_EXERCISE BRIEF_
Reproduce all of the data below line for line, without changing a single character.

Annotated element entries:
▬▬▬▬▬▬▬▬▬▬
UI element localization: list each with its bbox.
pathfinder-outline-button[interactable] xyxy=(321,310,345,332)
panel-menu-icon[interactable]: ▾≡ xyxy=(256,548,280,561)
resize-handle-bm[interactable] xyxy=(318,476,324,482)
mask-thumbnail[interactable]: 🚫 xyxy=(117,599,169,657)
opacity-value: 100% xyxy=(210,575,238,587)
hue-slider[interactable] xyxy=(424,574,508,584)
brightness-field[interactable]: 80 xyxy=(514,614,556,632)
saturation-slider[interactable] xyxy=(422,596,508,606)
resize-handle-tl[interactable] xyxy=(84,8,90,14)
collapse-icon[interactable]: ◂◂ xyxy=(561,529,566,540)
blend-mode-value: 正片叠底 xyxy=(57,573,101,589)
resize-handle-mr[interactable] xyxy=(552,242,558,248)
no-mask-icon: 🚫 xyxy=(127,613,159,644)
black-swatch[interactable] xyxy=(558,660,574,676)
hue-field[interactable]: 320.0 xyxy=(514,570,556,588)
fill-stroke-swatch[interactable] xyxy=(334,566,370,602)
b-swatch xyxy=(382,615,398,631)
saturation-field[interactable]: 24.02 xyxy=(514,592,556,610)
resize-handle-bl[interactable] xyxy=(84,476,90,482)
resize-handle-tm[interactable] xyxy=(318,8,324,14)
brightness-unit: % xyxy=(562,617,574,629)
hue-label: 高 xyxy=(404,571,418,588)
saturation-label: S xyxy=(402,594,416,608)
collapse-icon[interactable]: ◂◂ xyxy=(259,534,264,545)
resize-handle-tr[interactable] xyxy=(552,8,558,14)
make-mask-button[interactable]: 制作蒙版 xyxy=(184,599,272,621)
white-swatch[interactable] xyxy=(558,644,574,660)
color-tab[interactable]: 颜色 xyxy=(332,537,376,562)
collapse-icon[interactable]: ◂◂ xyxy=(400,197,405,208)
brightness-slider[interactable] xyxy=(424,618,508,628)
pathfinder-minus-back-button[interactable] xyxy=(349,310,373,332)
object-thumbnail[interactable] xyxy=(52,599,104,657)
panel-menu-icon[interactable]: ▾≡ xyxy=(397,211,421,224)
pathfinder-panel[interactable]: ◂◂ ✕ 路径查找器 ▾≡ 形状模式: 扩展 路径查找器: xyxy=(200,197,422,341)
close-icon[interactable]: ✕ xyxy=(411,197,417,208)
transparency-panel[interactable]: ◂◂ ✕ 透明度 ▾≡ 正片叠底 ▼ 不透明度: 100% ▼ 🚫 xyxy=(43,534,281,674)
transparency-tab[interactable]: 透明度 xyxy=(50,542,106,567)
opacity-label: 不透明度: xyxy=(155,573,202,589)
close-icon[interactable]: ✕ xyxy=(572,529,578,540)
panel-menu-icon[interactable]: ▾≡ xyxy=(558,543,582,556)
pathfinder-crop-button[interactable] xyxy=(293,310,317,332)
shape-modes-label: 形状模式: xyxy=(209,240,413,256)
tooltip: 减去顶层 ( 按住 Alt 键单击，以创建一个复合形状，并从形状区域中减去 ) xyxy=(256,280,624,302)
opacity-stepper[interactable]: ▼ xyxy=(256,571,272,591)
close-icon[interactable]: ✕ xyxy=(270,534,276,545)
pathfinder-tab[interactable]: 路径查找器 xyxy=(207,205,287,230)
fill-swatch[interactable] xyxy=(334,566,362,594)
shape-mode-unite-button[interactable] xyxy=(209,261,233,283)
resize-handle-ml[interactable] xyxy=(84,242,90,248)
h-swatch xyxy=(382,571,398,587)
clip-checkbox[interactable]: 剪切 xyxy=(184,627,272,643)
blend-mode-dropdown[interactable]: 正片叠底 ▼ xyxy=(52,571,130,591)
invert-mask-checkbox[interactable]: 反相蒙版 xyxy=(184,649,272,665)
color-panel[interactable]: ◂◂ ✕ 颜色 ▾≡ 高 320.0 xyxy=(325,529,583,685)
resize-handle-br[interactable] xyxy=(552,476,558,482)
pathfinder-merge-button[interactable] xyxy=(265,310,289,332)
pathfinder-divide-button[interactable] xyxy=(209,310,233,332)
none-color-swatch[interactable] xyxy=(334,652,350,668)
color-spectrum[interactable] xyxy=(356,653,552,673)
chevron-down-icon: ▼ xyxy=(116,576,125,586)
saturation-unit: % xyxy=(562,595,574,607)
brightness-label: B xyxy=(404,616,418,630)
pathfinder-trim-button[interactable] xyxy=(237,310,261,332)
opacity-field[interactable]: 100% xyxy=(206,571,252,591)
▬▬▬▬▬▬▬▬▬▬
_REPLY_
UI element localization: list each with its bbox.
pathfinder-outline-button[interactable] xyxy=(321,310,345,332)
panel-menu-icon[interactable]: ▾≡ xyxy=(256,548,280,561)
resize-handle-bm[interactable] xyxy=(318,476,324,482)
mask-thumbnail[interactable]: 🚫 xyxy=(117,599,169,657)
opacity-value: 100% xyxy=(210,575,238,587)
hue-slider[interactable] xyxy=(424,574,508,584)
brightness-field[interactable]: 80 xyxy=(514,614,556,632)
saturation-slider[interactable] xyxy=(422,596,508,606)
resize-handle-tl[interactable] xyxy=(84,8,90,14)
collapse-icon[interactable]: ◂◂ xyxy=(561,529,566,540)
blend-mode-value: 正片叠底 xyxy=(57,573,101,589)
resize-handle-mr[interactable] xyxy=(552,242,558,248)
no-mask-icon: 🚫 xyxy=(127,613,159,644)
black-swatch[interactable] xyxy=(558,660,574,676)
hue-field[interactable]: 320.0 xyxy=(514,570,556,588)
fill-stroke-swatch[interactable] xyxy=(334,566,370,602)
b-swatch xyxy=(382,615,398,631)
saturation-field[interactable]: 24.02 xyxy=(514,592,556,610)
resize-handle-bl[interactable] xyxy=(84,476,90,482)
resize-handle-tm[interactable] xyxy=(318,8,324,14)
brightness-unit: % xyxy=(562,617,574,629)
hue-label: 高 xyxy=(404,571,418,588)
saturation-label: S xyxy=(402,594,416,608)
collapse-icon[interactable]: ◂◂ xyxy=(259,534,264,545)
resize-handle-tr[interactable] xyxy=(552,8,558,14)
make-mask-button[interactable]: 制作蒙版 xyxy=(184,599,272,621)
white-swatch[interactable] xyxy=(558,644,574,660)
color-tab[interactable]: 颜色 xyxy=(332,537,376,562)
collapse-icon[interactable]: ◂◂ xyxy=(400,197,405,208)
brightness-slider[interactable] xyxy=(424,618,508,628)
pathfinder-minus-back-button[interactable] xyxy=(349,310,373,332)
object-thumbnail[interactable] xyxy=(52,599,104,657)
panel-menu-icon[interactable]: ▾≡ xyxy=(397,211,421,224)
pathfinder-panel[interactable]: ◂◂ ✕ 路径查找器 ▾≡ 形状模式: 扩展 路径查找器: xyxy=(200,197,422,341)
close-icon[interactable]: ✕ xyxy=(411,197,417,208)
transparency-panel[interactable]: ◂◂ ✕ 透明度 ▾≡ 正片叠底 ▼ 不透明度: 100% ▼ 🚫 xyxy=(43,534,281,674)
transparency-tab[interactable]: 透明度 xyxy=(50,542,106,567)
opacity-label: 不透明度: xyxy=(155,573,202,589)
close-icon[interactable]: ✕ xyxy=(572,529,578,540)
panel-menu-icon[interactable]: ▾≡ xyxy=(558,543,582,556)
pathfinder-crop-button[interactable] xyxy=(293,310,317,332)
shape-modes-label: 形状模式: xyxy=(209,240,413,256)
tooltip: 减去顶层 ( 按住 Alt 键单击，以创建一个复合形状，并从形状区域中减去 ) xyxy=(256,280,624,302)
opacity-stepper[interactable]: ▼ xyxy=(256,571,272,591)
close-icon[interactable]: ✕ xyxy=(270,534,276,545)
pathfinder-tab[interactable]: 路径查找器 xyxy=(207,205,287,230)
fill-swatch[interactable] xyxy=(334,566,362,594)
shape-mode-unite-button[interactable] xyxy=(209,261,233,283)
resize-handle-ml[interactable] xyxy=(84,242,90,248)
h-swatch xyxy=(382,571,398,587)
clip-checkbox[interactable]: 剪切 xyxy=(184,627,272,643)
blend-mode-dropdown[interactable]: 正片叠底 ▼ xyxy=(52,571,130,591)
invert-mask-checkbox[interactable]: 反相蒙版 xyxy=(184,649,272,665)
color-panel[interactable]: ◂◂ ✕ 颜色 ▾≡ 高 320.0 xyxy=(325,529,583,685)
resize-handle-br[interactable] xyxy=(552,476,558,482)
pathfinder-merge-button[interactable] xyxy=(265,310,289,332)
pathfinder-divide-button[interactable] xyxy=(209,310,233,332)
none-color-swatch[interactable] xyxy=(334,652,350,668)
color-spectrum[interactable] xyxy=(356,653,552,673)
chevron-down-icon: ▼ xyxy=(116,576,125,586)
saturation-unit: % xyxy=(562,595,574,607)
brightness-label: B xyxy=(404,616,418,630)
pathfinder-trim-button[interactable] xyxy=(237,310,261,332)
opacity-field[interactable]: 100% xyxy=(206,571,252,591)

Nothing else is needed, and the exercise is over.